In the copy, include every entry exactly but none of the pictures.
┌─ Provided material
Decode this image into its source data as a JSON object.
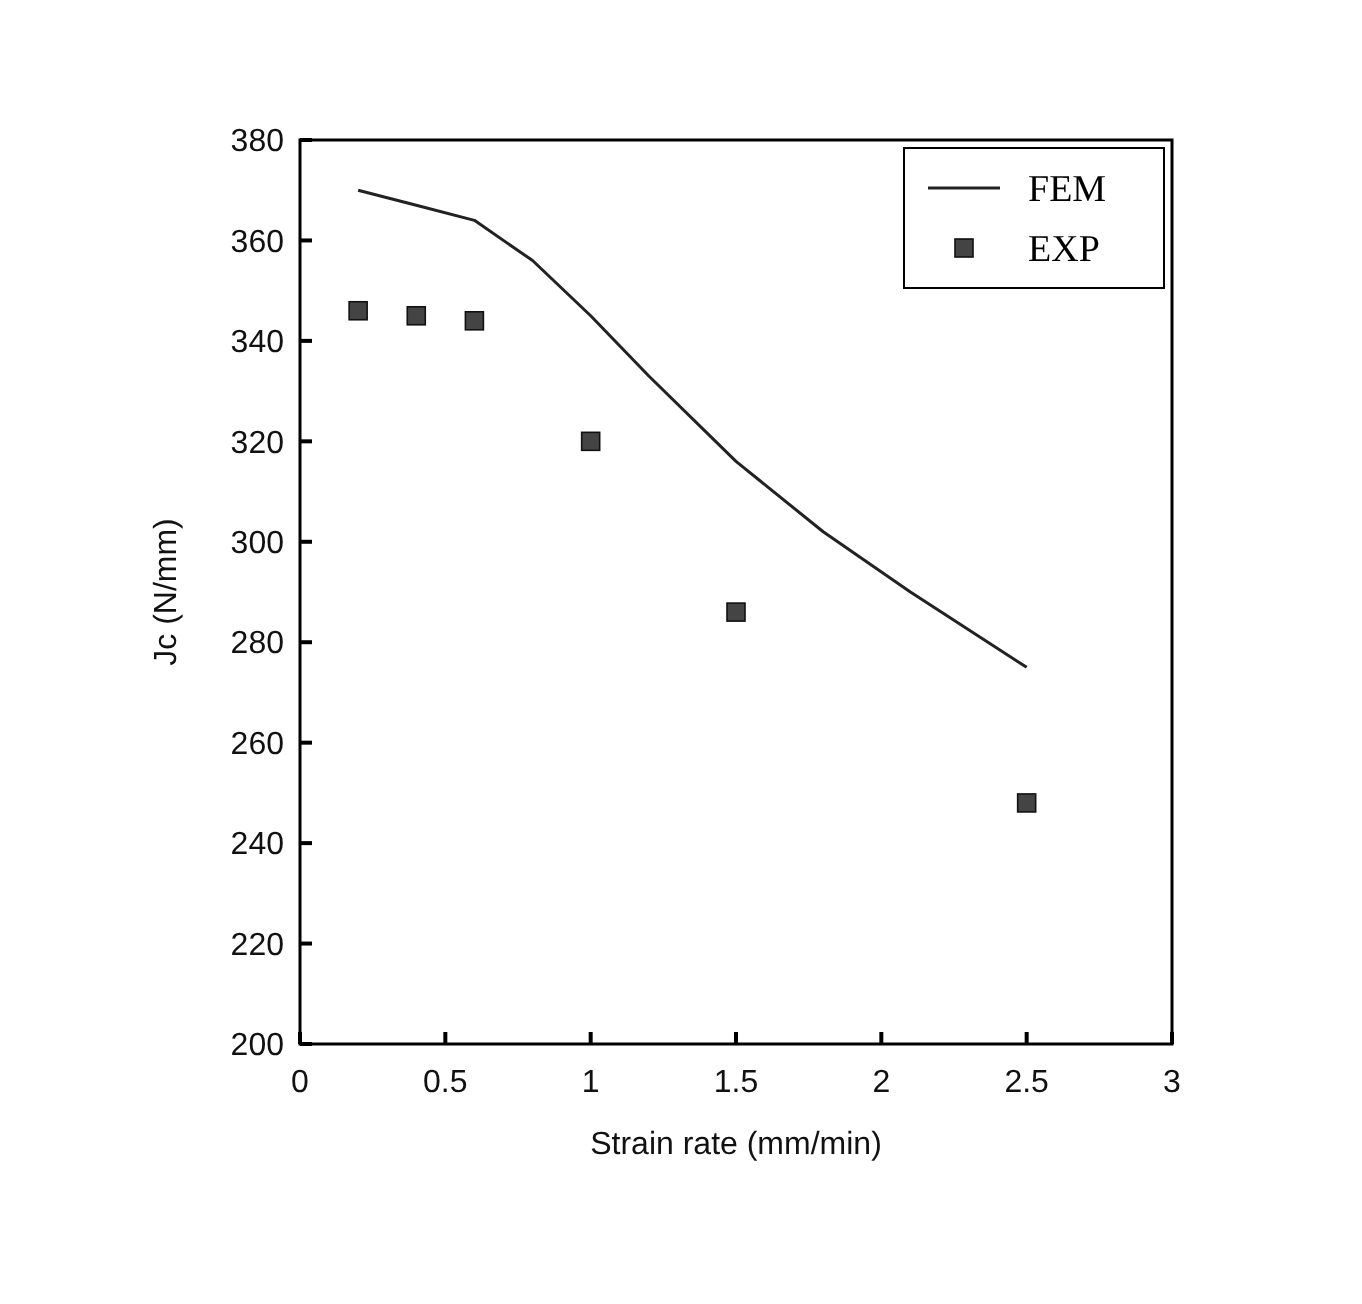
{
  "chart_data": {
    "type": "scatter",
    "xlabel": "Strain rate (mm/min)",
    "ylabel": "Jc (N/mm)",
    "xlim": [
      0,
      3
    ],
    "xticks": [
      0,
      0.5,
      1,
      1.5,
      2,
      2.5,
      3
    ],
    "ylim": [
      200,
      380
    ],
    "yticks": [
      200,
      220,
      240,
      260,
      280,
      300,
      320,
      340,
      360,
      380
    ],
    "grid": false,
    "legend": "top right",
    "series": [
      {
        "name": "FEM",
        "type": "line",
        "color": "#222222",
        "marker": "none",
        "line_style": "solid",
        "x": [
          0.2,
          0.4,
          0.6,
          0.8,
          1.0,
          1.2,
          1.5,
          1.8,
          2.1,
          2.5
        ],
        "values": [
          370,
          367,
          364,
          356,
          345,
          333,
          316,
          302,
          290,
          275
        ]
      },
      {
        "name": "EXP",
        "color": "#444444",
        "marker": "square",
        "x": [
          0.2,
          0.4,
          0.6,
          1.0,
          1.5,
          2.5
        ],
        "values": [
          346,
          345,
          344,
          320,
          286,
          248
        ]
      }
    ]
  }
}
└─
**Task response**
Decode this image into its source data as a JSON object.
{
  "chart_data": {
    "type": "scatter",
    "xlabel": "Strain rate (mm/min)",
    "ylabel": "Jc (N/mm)",
    "xlim": [
      0,
      3
    ],
    "xticks": [
      0,
      0.5,
      1,
      1.5,
      2,
      2.5,
      3
    ],
    "ylim": [
      200,
      380
    ],
    "yticks": [
      200,
      220,
      240,
      260,
      280,
      300,
      320,
      340,
      360,
      380
    ],
    "grid": false,
    "legend": "top right",
    "series": [
      {
        "name": "FEM",
        "type": "line",
        "color": "#222222",
        "marker": "none",
        "line_style": "solid",
        "x": [
          0.2,
          0.4,
          0.6,
          0.8,
          1.0,
          1.2,
          1.5,
          1.8,
          2.1,
          2.5
        ],
        "values": [
          370,
          367,
          364,
          356,
          345,
          333,
          316,
          302,
          290,
          275
        ]
      },
      {
        "name": "EXP",
        "color": "#444444",
        "marker": "square",
        "x": [
          0.2,
          0.4,
          0.6,
          1.0,
          1.5,
          2.5
        ],
        "values": [
          346,
          345,
          344,
          320,
          286,
          248
        ]
      }
    ]
  }
}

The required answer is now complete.